Exercise prompt:
Filter this material down to the lines that hold "start", copying each one.

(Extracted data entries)
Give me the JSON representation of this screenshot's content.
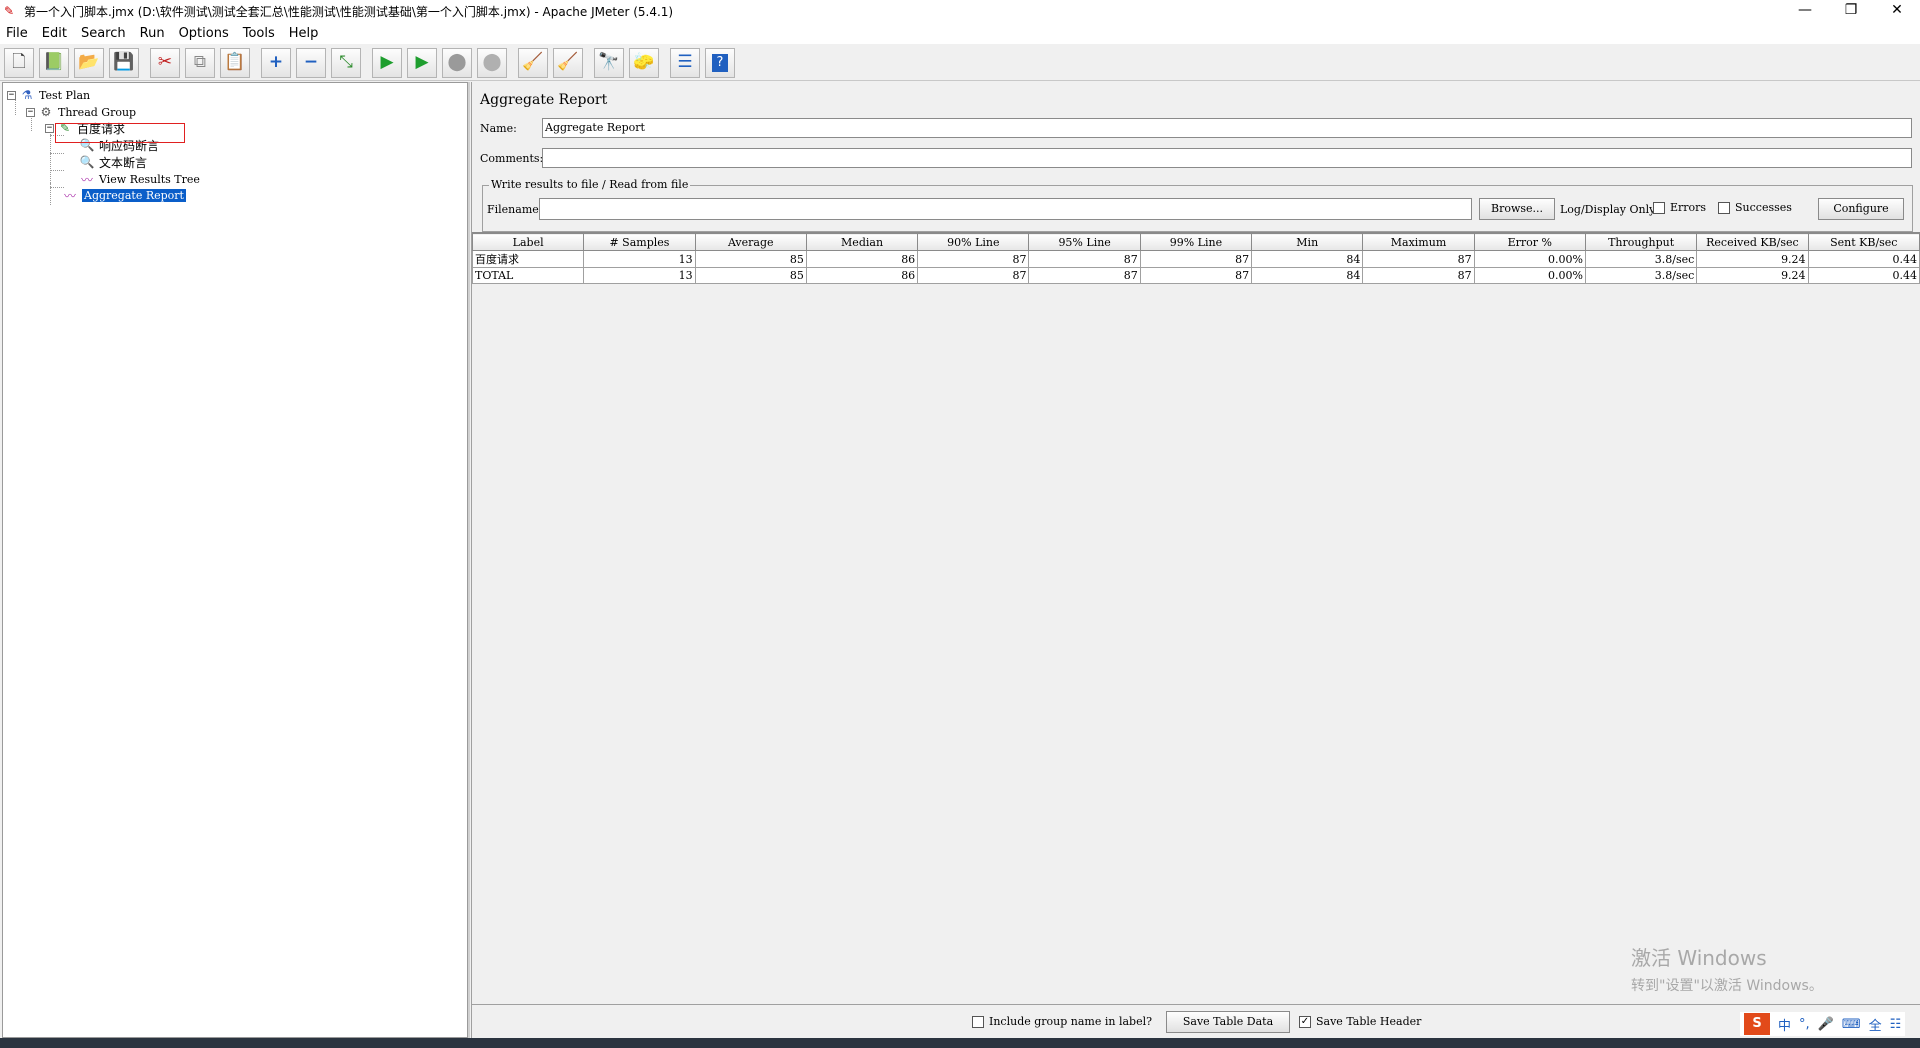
{
  "window": {
    "title": "第一个入门脚本.jmx (D:\\软件测试\\测试全套汇总\\性能测试\\性能测试基础\\第一个入门脚本.jmx) - Apache JMeter (5.4.1)",
    "minimize": "—",
    "restore": "❐",
    "close": "✕"
  },
  "menu": [
    "File",
    "Edit",
    "Search",
    "Run",
    "Options",
    "Tools",
    "Help"
  ],
  "toolbar": [
    {
      "icon": "new-icon",
      "glyph": "🗋"
    },
    {
      "icon": "templates-icon",
      "glyph": "📗"
    },
    {
      "icon": "open-icon",
      "glyph": "📂"
    },
    {
      "icon": "save-icon",
      "glyph": "💾"
    },
    {
      "icon": "cut-icon",
      "glyph": "✂"
    },
    {
      "icon": "copy-icon",
      "glyph": "⧉"
    },
    {
      "icon": "paste-icon",
      "glyph": "📋"
    },
    {
      "icon": "expand-icon",
      "glyph": "+"
    },
    {
      "icon": "collapse-icon",
      "glyph": "−"
    },
    {
      "icon": "toggle-icon",
      "glyph": "⤡"
    },
    {
      "icon": "start-icon",
      "glyph": "▶"
    },
    {
      "icon": "start-no-pause-icon",
      "glyph": "▶"
    },
    {
      "icon": "stop-icon",
      "glyph": "⬤"
    },
    {
      "icon": "shutdown-icon",
      "glyph": "⬤"
    },
    {
      "icon": "clear-icon",
      "glyph": "🧹"
    },
    {
      "icon": "clear-all-icon",
      "glyph": "🧹"
    },
    {
      "icon": "search-icon",
      "glyph": "🔭"
    },
    {
      "icon": "reset-search-icon",
      "glyph": "🧽"
    },
    {
      "icon": "function-helper-icon",
      "glyph": "☰"
    },
    {
      "icon": "help-icon",
      "glyph": "?"
    }
  ],
  "tree": {
    "test_plan": "Test Plan",
    "thread_group": "Thread Group",
    "sampler": "百度请求",
    "assert1": "响应码断言",
    "assert2": "文本断言",
    "view_results": "View Results Tree",
    "aggregate": "Aggregate Report"
  },
  "panel": {
    "title": "Aggregate Report",
    "name_label": "Name:",
    "name_value": "Aggregate Report",
    "comments_label": "Comments:",
    "comments_value": "",
    "write_results_legend": "Write results to file / Read from file",
    "filename_label": "Filename",
    "filename_value": "",
    "browse": "Browse...",
    "log_display": "Log/Display Only:",
    "errors": "Errors",
    "successes": "Successes",
    "configure": "Configure"
  },
  "table": {
    "headers": [
      "Label",
      "# Samples",
      "Average",
      "Median",
      "90% Line",
      "95% Line",
      "99% Line",
      "Min",
      "Maximum",
      "Error %",
      "Throughput",
      "Received KB/sec",
      "Sent KB/sec"
    ],
    "rows": [
      [
        "百度请求",
        "13",
        "85",
        "86",
        "87",
        "87",
        "87",
        "84",
        "87",
        "0.00%",
        "3.8/sec",
        "9.24",
        "0.44"
      ],
      [
        "TOTAL",
        "13",
        "85",
        "86",
        "87",
        "87",
        "87",
        "84",
        "87",
        "0.00%",
        "3.8/sec",
        "9.24",
        "0.44"
      ]
    ]
  },
  "bottom": {
    "include_group": "Include group name in label?",
    "include_group_checked": false,
    "save_table_data": "Save Table Data",
    "save_table_header": "Save Table Header",
    "save_table_header_checked": true
  },
  "watermark": {
    "line1": "激活 Windows",
    "line2": "转到\"设置\"以激活 Windows。"
  },
  "ime": [
    "S",
    "中",
    "°,",
    "🎤",
    "⌨",
    "全",
    "☷"
  ]
}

Full output:
      "icon": "start-icon",
      "icon": "start-no-pause-icon",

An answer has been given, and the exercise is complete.